### Required task
Note each line where "LELIÈVRE" appears, and copy it.

### Dataset rows

>>>>

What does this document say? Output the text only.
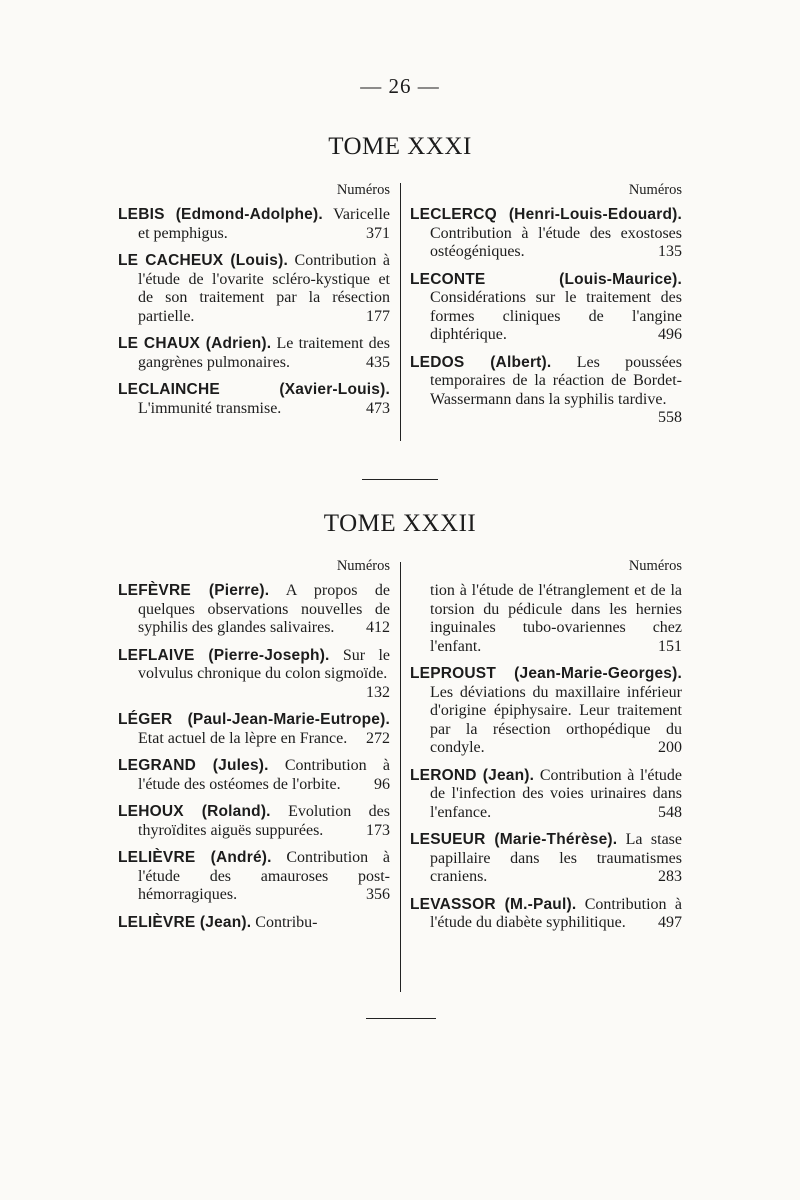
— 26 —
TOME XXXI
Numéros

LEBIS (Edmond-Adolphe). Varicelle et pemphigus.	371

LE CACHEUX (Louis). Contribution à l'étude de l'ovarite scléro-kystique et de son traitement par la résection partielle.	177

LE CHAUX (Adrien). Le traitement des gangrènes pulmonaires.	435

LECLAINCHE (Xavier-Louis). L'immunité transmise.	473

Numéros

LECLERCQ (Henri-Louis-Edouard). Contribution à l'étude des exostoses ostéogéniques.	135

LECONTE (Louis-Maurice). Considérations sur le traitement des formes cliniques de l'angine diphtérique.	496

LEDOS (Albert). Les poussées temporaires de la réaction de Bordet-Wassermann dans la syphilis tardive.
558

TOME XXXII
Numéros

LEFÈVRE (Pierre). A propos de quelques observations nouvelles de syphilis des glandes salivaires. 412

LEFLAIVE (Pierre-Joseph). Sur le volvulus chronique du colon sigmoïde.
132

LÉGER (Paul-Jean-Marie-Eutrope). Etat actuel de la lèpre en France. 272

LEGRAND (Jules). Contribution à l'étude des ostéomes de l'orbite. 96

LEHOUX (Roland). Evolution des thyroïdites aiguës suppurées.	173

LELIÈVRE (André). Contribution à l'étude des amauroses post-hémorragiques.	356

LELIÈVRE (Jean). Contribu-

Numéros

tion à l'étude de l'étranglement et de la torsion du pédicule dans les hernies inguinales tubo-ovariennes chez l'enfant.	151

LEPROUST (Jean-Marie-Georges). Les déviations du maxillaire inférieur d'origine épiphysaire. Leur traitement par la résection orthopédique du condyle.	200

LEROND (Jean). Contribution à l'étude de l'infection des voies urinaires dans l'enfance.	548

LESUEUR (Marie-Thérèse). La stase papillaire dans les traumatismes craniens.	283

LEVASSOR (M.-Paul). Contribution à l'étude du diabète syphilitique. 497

<<<<

### Solution to this problem
LELIÈVRE (André). Contribution à l'étude des amauroses post-hémorragiques.	356
LELIÈVRE (Jean). Contribu-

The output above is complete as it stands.